### RECORDS FOR THE EXERCISE
=== Begin Enclosure ===

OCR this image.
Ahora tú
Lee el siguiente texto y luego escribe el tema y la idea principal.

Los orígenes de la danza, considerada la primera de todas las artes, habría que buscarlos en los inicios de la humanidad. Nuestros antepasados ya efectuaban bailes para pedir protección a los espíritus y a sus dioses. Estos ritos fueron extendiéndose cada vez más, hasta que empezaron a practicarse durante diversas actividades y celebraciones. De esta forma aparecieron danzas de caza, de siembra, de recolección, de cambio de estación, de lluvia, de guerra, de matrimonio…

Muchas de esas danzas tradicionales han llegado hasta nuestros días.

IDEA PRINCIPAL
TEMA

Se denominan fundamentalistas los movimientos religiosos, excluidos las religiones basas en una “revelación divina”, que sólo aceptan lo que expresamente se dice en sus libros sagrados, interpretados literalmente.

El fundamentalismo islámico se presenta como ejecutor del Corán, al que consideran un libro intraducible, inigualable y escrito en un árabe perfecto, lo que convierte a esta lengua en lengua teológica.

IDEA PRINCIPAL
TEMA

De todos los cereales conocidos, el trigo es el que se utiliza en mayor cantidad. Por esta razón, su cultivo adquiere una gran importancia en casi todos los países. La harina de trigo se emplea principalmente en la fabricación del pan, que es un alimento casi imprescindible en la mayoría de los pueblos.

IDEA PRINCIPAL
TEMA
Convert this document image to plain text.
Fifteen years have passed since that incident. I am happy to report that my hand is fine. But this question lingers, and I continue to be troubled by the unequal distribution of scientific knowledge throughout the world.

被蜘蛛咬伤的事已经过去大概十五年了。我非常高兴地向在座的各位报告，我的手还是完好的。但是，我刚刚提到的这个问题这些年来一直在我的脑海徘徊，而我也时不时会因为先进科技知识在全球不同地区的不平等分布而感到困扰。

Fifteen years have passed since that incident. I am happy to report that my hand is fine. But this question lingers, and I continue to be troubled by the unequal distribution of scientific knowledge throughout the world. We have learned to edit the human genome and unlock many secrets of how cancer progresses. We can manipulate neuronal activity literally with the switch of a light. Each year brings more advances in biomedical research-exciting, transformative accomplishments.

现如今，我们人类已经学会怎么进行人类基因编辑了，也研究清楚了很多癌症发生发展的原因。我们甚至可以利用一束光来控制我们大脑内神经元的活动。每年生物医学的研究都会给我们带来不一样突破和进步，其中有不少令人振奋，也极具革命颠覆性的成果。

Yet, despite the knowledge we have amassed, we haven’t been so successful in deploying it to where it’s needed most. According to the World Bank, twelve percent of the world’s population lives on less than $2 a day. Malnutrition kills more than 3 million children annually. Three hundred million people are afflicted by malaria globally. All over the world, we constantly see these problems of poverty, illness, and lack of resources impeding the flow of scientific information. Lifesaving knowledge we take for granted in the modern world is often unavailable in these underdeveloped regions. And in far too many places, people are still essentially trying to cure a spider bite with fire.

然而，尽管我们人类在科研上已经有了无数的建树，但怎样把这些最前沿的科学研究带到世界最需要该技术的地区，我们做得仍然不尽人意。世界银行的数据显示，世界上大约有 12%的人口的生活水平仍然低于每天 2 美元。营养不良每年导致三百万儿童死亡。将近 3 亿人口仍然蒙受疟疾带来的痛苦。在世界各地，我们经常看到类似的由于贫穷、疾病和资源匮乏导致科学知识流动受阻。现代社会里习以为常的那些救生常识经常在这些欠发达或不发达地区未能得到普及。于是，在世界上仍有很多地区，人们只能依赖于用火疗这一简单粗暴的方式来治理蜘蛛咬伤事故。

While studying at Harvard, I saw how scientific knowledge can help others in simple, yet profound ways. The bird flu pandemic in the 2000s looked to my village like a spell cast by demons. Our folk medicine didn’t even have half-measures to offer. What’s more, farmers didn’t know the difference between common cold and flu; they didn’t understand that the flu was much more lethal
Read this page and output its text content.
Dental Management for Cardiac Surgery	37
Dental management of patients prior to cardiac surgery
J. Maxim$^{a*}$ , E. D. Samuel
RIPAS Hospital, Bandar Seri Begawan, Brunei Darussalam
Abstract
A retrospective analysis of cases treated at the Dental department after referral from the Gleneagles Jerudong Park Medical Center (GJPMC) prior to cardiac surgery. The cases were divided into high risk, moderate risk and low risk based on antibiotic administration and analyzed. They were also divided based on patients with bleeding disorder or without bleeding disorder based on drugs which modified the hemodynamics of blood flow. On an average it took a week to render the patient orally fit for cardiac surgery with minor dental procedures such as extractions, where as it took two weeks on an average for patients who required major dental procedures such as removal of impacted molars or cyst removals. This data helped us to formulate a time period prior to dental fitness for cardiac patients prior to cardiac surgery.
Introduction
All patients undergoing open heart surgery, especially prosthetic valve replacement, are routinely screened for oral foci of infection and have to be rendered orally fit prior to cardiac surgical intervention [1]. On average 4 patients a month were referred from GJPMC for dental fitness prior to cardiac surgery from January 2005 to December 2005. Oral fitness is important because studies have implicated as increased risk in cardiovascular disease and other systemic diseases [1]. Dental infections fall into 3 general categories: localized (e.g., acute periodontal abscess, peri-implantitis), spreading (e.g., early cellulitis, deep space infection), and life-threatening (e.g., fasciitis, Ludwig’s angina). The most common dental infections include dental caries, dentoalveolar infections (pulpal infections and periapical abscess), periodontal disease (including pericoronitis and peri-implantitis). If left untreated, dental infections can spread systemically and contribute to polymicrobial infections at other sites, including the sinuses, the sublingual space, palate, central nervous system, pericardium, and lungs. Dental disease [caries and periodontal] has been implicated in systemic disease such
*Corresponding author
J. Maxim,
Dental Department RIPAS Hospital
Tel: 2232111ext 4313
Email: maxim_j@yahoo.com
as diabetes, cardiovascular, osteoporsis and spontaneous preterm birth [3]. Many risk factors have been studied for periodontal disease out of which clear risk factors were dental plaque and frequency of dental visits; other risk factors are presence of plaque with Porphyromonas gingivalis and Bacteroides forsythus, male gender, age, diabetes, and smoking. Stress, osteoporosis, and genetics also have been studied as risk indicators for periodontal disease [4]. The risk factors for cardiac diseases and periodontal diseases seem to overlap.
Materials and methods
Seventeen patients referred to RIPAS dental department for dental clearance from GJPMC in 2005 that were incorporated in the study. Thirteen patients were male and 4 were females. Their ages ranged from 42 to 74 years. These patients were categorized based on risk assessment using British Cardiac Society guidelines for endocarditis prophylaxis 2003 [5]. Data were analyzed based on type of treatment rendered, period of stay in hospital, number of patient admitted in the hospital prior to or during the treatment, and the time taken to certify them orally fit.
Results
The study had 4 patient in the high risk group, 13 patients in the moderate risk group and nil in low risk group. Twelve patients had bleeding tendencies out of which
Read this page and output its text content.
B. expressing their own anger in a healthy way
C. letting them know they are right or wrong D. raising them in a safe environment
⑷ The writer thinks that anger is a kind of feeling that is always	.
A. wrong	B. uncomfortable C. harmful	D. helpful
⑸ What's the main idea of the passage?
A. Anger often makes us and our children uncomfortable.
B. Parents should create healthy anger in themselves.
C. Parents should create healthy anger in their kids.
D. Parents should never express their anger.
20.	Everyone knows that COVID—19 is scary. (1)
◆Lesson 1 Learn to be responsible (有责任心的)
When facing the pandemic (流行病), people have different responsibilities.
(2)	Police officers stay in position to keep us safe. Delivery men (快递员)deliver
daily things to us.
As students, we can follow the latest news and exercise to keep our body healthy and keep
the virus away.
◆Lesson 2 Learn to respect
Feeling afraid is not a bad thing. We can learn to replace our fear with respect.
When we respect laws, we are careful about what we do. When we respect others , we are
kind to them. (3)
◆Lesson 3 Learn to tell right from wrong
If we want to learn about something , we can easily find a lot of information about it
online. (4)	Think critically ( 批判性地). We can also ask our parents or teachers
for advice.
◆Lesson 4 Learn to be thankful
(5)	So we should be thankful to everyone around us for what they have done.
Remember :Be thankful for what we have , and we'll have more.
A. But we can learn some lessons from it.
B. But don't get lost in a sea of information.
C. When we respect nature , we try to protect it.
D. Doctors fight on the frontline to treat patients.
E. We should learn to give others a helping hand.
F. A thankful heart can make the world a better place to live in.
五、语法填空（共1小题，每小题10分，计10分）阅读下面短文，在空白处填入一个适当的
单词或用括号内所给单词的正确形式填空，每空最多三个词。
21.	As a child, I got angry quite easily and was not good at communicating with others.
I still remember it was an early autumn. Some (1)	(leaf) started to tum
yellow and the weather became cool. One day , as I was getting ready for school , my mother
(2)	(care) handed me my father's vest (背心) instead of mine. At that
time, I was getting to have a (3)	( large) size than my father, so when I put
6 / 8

=== End Enclosure ===

### ASSIGNED TASK
A single number is the answer: the number of lines in the entries that contain "throughout".

### OUTPUT
2